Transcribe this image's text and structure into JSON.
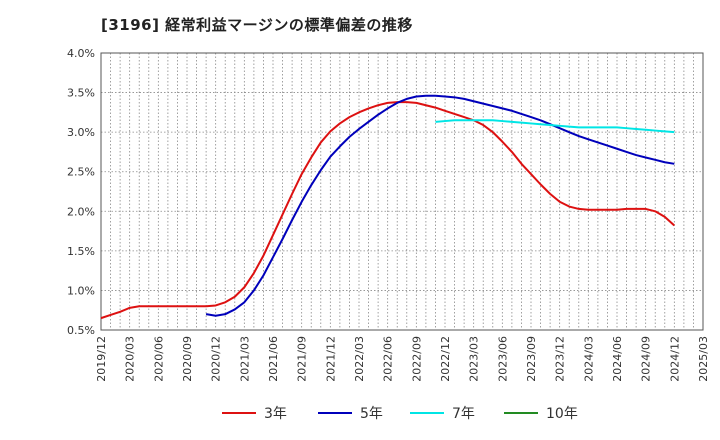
{
  "chart_data": {
    "type": "line",
    "title": "[3196]  経常利益マージンの標準偏差の推移",
    "xlabel": "",
    "ylabel": "",
    "ylim": [
      0.5,
      4.0
    ],
    "grid": true,
    "legend_position": "bottom",
    "y_ticks": [
      "0.5%",
      "1.0%",
      "1.5%",
      "2.0%",
      "2.5%",
      "3.0%",
      "3.5%",
      "4.0%"
    ],
    "x_ticks": [
      "2019/12",
      "2020/03",
      "2020/06",
      "2020/09",
      "2020/12",
      "2021/03",
      "2021/06",
      "2021/09",
      "2021/12",
      "2022/03",
      "2022/06",
      "2022/09",
      "2022/12",
      "2023/03",
      "2023/06",
      "2023/09",
      "2023/12",
      "2024/03",
      "2024/06",
      "2024/09",
      "2024/12",
      "2025/03"
    ],
    "series": [
      {
        "name": "3年",
        "color": "#dd1111",
        "points": [
          [
            "2019/12",
            0.65
          ],
          [
            "2020/01",
            0.69
          ],
          [
            "2020/02",
            0.73
          ],
          [
            "2020/03",
            0.78
          ],
          [
            "2020/04",
            0.8
          ],
          [
            "2020/05",
            0.8
          ],
          [
            "2020/06",
            0.8
          ],
          [
            "2020/07",
            0.8
          ],
          [
            "2020/08",
            0.8
          ],
          [
            "2020/09",
            0.8
          ],
          [
            "2020/10",
            0.8
          ],
          [
            "2020/11",
            0.8
          ],
          [
            "2020/12",
            0.81
          ],
          [
            "2021/01",
            0.85
          ],
          [
            "2021/02",
            0.92
          ],
          [
            "2021/03",
            1.04
          ],
          [
            "2021/04",
            1.22
          ],
          [
            "2021/05",
            1.44
          ],
          [
            "2021/06",
            1.7
          ],
          [
            "2021/07",
            1.96
          ],
          [
            "2021/08",
            2.22
          ],
          [
            "2021/09",
            2.47
          ],
          [
            "2021/10",
            2.68
          ],
          [
            "2021/11",
            2.87
          ],
          [
            "2021/12",
            3.01
          ],
          [
            "2022/01",
            3.11
          ],
          [
            "2022/02",
            3.19
          ],
          [
            "2022/03",
            3.25
          ],
          [
            "2022/04",
            3.3
          ],
          [
            "2022/05",
            3.34
          ],
          [
            "2022/06",
            3.37
          ],
          [
            "2022/07",
            3.38
          ],
          [
            "2022/08",
            3.38
          ],
          [
            "2022/09",
            3.37
          ],
          [
            "2022/10",
            3.34
          ],
          [
            "2022/11",
            3.31
          ],
          [
            "2022/12",
            3.27
          ],
          [
            "2023/01",
            3.23
          ],
          [
            "2023/02",
            3.19
          ],
          [
            "2023/03",
            3.15
          ],
          [
            "2023/04",
            3.09
          ],
          [
            "2023/05",
            3.0
          ],
          [
            "2023/06",
            2.88
          ],
          [
            "2023/07",
            2.75
          ],
          [
            "2023/08",
            2.6
          ],
          [
            "2023/09",
            2.47
          ],
          [
            "2023/10",
            2.34
          ],
          [
            "2023/11",
            2.22
          ],
          [
            "2023/12",
            2.12
          ],
          [
            "2024/01",
            2.06
          ],
          [
            "2024/02",
            2.03
          ],
          [
            "2024/03",
            2.02
          ],
          [
            "2024/04",
            2.02
          ],
          [
            "2024/05",
            2.02
          ],
          [
            "2024/06",
            2.02
          ],
          [
            "2024/07",
            2.03
          ],
          [
            "2024/08",
            2.03
          ],
          [
            "2024/09",
            2.03
          ],
          [
            "2024/10",
            2.0
          ],
          [
            "2024/11",
            1.93
          ],
          [
            "2024/12",
            1.82
          ]
        ]
      },
      {
        "name": "5年",
        "color": "#0000bb",
        "points": [
          [
            "2020/11",
            0.7
          ],
          [
            "2020/12",
            0.68
          ],
          [
            "2021/01",
            0.7
          ],
          [
            "2021/02",
            0.76
          ],
          [
            "2021/03",
            0.85
          ],
          [
            "2021/04",
            1.0
          ],
          [
            "2021/05",
            1.19
          ],
          [
            "2021/06",
            1.42
          ],
          [
            "2021/07",
            1.65
          ],
          [
            "2021/08",
            1.89
          ],
          [
            "2021/09",
            2.12
          ],
          [
            "2021/10",
            2.33
          ],
          [
            "2021/11",
            2.52
          ],
          [
            "2021/12",
            2.69
          ],
          [
            "2022/01",
            2.82
          ],
          [
            "2022/02",
            2.94
          ],
          [
            "2022/03",
            3.04
          ],
          [
            "2022/04",
            3.13
          ],
          [
            "2022/05",
            3.22
          ],
          [
            "2022/06",
            3.3
          ],
          [
            "2022/07",
            3.37
          ],
          [
            "2022/08",
            3.42
          ],
          [
            "2022/09",
            3.45
          ],
          [
            "2022/10",
            3.46
          ],
          [
            "2022/11",
            3.46
          ],
          [
            "2022/12",
            3.45
          ],
          [
            "2023/01",
            3.44
          ],
          [
            "2023/02",
            3.42
          ],
          [
            "2023/03",
            3.39
          ],
          [
            "2023/04",
            3.36
          ],
          [
            "2023/05",
            3.33
          ],
          [
            "2023/06",
            3.3
          ],
          [
            "2023/07",
            3.27
          ],
          [
            "2023/08",
            3.23
          ],
          [
            "2023/09",
            3.19
          ],
          [
            "2023/10",
            3.15
          ],
          [
            "2023/11",
            3.1
          ],
          [
            "2023/12",
            3.05
          ],
          [
            "2024/01",
            3.0
          ],
          [
            "2024/02",
            2.95
          ],
          [
            "2024/03",
            2.91
          ],
          [
            "2024/04",
            2.87
          ],
          [
            "2024/05",
            2.83
          ],
          [
            "2024/06",
            2.79
          ],
          [
            "2024/07",
            2.75
          ],
          [
            "2024/08",
            2.71
          ],
          [
            "2024/09",
            2.68
          ],
          [
            "2024/10",
            2.65
          ],
          [
            "2024/11",
            2.62
          ],
          [
            "2024/12",
            2.6
          ]
        ]
      },
      {
        "name": "7年",
        "color": "#00e5e5",
        "points": [
          [
            "2022/11",
            3.13
          ],
          [
            "2022/12",
            3.14
          ],
          [
            "2023/01",
            3.15
          ],
          [
            "2023/02",
            3.15
          ],
          [
            "2023/03",
            3.15
          ],
          [
            "2023/04",
            3.15
          ],
          [
            "2023/05",
            3.15
          ],
          [
            "2023/06",
            3.14
          ],
          [
            "2023/07",
            3.13
          ],
          [
            "2023/08",
            3.12
          ],
          [
            "2023/09",
            3.11
          ],
          [
            "2023/10",
            3.1
          ],
          [
            "2023/11",
            3.09
          ],
          [
            "2023/12",
            3.08
          ],
          [
            "2024/01",
            3.07
          ],
          [
            "2024/02",
            3.06
          ],
          [
            "2024/03",
            3.06
          ],
          [
            "2024/04",
            3.06
          ],
          [
            "2024/05",
            3.06
          ],
          [
            "2024/06",
            3.06
          ],
          [
            "2024/07",
            3.05
          ],
          [
            "2024/08",
            3.04
          ],
          [
            "2024/09",
            3.03
          ],
          [
            "2024/10",
            3.02
          ],
          [
            "2024/11",
            3.01
          ],
          [
            "2024/12",
            3.0
          ]
        ]
      },
      {
        "name": "10年",
        "color": "#228b22",
        "points": []
      }
    ]
  }
}
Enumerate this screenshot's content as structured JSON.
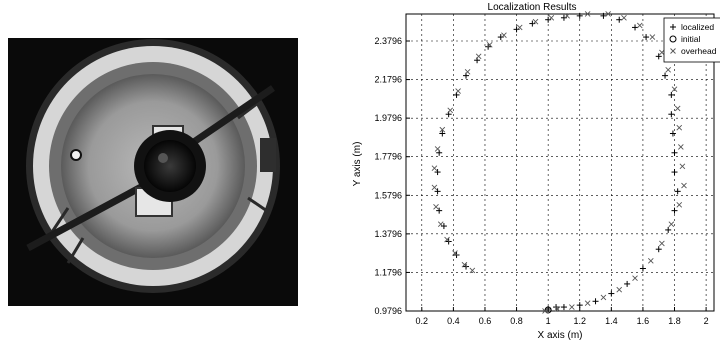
{
  "photo": {
    "description_visible": ""
  },
  "chart_data": {
    "type": "scatter",
    "title": "Localization Results",
    "xlabel": "X axis (m)",
    "ylabel": "Y axis (m)",
    "xlim": [
      0.1,
      2.05
    ],
    "ylim": [
      0.9796,
      2.5196
    ],
    "xticks": [
      0.2,
      0.4,
      0.6,
      0.8,
      1.0,
      1.2,
      1.4,
      1.6,
      1.8,
      2.0
    ],
    "xtick_labels": [
      "0.2",
      "0.4",
      "0.6",
      "0.8",
      "1",
      "1.2",
      "1.4",
      "1.6",
      "1.8",
      "2"
    ],
    "yticks": [
      0.9796,
      1.1796,
      1.3796,
      1.5796,
      1.7796,
      1.9796,
      2.1796,
      2.3796
    ],
    "ytick_labels": [
      "0.9796",
      "1.1796",
      "1.3796",
      "1.5796",
      "1.7796",
      "1.9796",
      "2.1796",
      "2.3796"
    ],
    "grid": true,
    "legend_position": "top-right",
    "series": [
      {
        "name": "localized",
        "marker": "+",
        "x": [
          1.0,
          1.05,
          1.1,
          1.2,
          1.3,
          1.4,
          1.5,
          1.6,
          1.7,
          1.76,
          1.8,
          1.82,
          1.8,
          1.8,
          1.79,
          1.78,
          1.78,
          1.74,
          1.7,
          1.62,
          1.55,
          1.45,
          1.35,
          1.2,
          1.1,
          1.0,
          0.9,
          0.8,
          0.7,
          0.62,
          0.55,
          0.48,
          0.42,
          0.37,
          0.33,
          0.31,
          0.3,
          0.3,
          0.31,
          0.34,
          0.37,
          0.42,
          0.48
        ],
        "y": [
          0.99,
          1.0,
          1.0,
          1.01,
          1.03,
          1.07,
          1.12,
          1.2,
          1.3,
          1.4,
          1.5,
          1.6,
          1.7,
          1.8,
          1.9,
          2.0,
          2.1,
          2.2,
          2.3,
          2.4,
          2.45,
          2.49,
          2.51,
          2.51,
          2.5,
          2.49,
          2.47,
          2.44,
          2.4,
          2.35,
          2.28,
          2.2,
          2.1,
          2.0,
          1.9,
          1.8,
          1.7,
          1.6,
          1.5,
          1.42,
          1.34,
          1.27,
          1.21
        ]
      },
      {
        "name": "initial",
        "marker": "o",
        "x": [
          1.0
        ],
        "y": [
          0.985
        ]
      },
      {
        "name": "overhead",
        "marker": "x",
        "x": [
          0.98,
          1.06,
          1.15,
          1.25,
          1.35,
          1.45,
          1.55,
          1.65,
          1.72,
          1.78,
          1.83,
          1.86,
          1.85,
          1.84,
          1.83,
          1.82,
          1.8,
          1.76,
          1.72,
          1.66,
          1.58,
          1.48,
          1.38,
          1.25,
          1.12,
          1.02,
          0.92,
          0.82,
          0.72,
          0.63,
          0.56,
          0.49,
          0.43,
          0.38,
          0.33,
          0.3,
          0.28,
          0.28,
          0.29,
          0.32,
          0.36,
          0.41,
          0.47,
          0.52
        ],
        "y": [
          0.98,
          0.99,
          1.0,
          1.02,
          1.05,
          1.09,
          1.15,
          1.24,
          1.33,
          1.43,
          1.53,
          1.63,
          1.73,
          1.83,
          1.93,
          2.03,
          2.13,
          2.23,
          2.32,
          2.4,
          2.46,
          2.5,
          2.52,
          2.52,
          2.51,
          2.5,
          2.48,
          2.45,
          2.41,
          2.36,
          2.3,
          2.22,
          2.12,
          2.02,
          1.92,
          1.82,
          1.72,
          1.62,
          1.52,
          1.43,
          1.35,
          1.28,
          1.22,
          1.19
        ]
      }
    ]
  }
}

──────

→ Exercise: Write out every line of the preceding listing that contains "name".

→ Output of the task:
        "name": "3年",
        "name": "5年",
        "name": "7年",
        "name": "10年",
        "name": "localized",
        "name": "initial",
        "name": "overhead",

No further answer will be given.